## Given data
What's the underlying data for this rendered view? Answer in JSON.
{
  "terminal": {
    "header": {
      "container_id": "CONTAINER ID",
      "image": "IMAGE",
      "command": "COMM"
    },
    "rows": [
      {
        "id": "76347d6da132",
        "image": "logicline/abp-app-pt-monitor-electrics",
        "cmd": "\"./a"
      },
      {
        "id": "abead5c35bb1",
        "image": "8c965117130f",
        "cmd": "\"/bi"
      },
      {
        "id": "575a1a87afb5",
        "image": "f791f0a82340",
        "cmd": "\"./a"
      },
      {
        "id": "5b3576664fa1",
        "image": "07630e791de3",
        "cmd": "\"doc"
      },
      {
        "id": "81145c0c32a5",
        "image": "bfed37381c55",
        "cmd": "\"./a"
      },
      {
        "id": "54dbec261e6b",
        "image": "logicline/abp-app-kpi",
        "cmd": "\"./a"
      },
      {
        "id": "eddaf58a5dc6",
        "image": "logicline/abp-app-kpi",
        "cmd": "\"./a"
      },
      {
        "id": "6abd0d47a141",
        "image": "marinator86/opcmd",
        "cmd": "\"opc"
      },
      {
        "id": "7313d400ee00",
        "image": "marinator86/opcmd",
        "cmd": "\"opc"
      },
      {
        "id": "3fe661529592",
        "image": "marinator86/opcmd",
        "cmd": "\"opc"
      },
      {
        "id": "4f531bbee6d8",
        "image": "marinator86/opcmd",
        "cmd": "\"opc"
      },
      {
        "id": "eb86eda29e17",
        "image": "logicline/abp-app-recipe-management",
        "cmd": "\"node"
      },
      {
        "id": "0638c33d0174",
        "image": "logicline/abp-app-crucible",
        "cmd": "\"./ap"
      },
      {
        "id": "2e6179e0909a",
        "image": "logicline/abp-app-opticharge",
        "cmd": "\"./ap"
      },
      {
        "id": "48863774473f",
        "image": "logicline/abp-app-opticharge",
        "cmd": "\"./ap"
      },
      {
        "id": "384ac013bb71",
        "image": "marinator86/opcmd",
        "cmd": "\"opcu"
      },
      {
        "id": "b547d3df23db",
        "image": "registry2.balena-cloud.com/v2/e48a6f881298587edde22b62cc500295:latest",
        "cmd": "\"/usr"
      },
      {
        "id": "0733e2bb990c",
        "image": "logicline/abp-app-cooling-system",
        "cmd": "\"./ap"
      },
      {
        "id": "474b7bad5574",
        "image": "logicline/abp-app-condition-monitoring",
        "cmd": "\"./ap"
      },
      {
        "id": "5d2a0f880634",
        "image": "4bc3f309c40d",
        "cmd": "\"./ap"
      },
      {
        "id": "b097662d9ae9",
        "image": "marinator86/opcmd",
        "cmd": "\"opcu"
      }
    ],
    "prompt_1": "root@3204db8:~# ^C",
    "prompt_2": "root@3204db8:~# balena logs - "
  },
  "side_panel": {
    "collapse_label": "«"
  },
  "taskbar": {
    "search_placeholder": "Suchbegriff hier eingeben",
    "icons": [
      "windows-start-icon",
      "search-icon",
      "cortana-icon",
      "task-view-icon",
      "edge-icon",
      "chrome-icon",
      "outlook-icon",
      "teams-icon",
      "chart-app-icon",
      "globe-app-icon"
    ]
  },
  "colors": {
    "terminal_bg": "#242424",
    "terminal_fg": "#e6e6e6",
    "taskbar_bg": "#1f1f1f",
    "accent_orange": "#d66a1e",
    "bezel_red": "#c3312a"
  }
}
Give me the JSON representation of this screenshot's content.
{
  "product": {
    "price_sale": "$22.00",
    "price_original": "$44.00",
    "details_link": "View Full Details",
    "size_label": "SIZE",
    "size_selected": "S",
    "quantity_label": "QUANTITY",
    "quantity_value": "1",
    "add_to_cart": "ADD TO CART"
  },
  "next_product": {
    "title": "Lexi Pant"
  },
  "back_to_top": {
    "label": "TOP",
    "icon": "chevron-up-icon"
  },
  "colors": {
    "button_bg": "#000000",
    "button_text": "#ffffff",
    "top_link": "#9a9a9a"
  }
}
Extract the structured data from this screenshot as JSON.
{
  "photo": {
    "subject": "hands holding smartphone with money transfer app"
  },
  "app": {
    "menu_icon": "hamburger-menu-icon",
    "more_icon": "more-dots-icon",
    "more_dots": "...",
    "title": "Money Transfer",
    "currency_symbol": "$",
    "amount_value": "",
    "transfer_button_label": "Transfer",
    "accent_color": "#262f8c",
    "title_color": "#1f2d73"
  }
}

## Stated goal
Find the string "logicline" in the entries above and return each line that holds it.

## Output
        "image": "logicline/abp-app-pt-monitor-electrics",
        "image": "logicline/abp-app-kpi",
        "image": "logicline/abp-app-kpi",
        "image": "logicline/abp-app-recipe-management",
        "image": "logicline/abp-app-crucible",
        "image": "logicline/abp-app-opticharge",
        "image": "logicline/abp-app-opticharge",
        "image": "logicline/abp-app-cooling-system",
        "image": "logicline/abp-app-condition-monitoring",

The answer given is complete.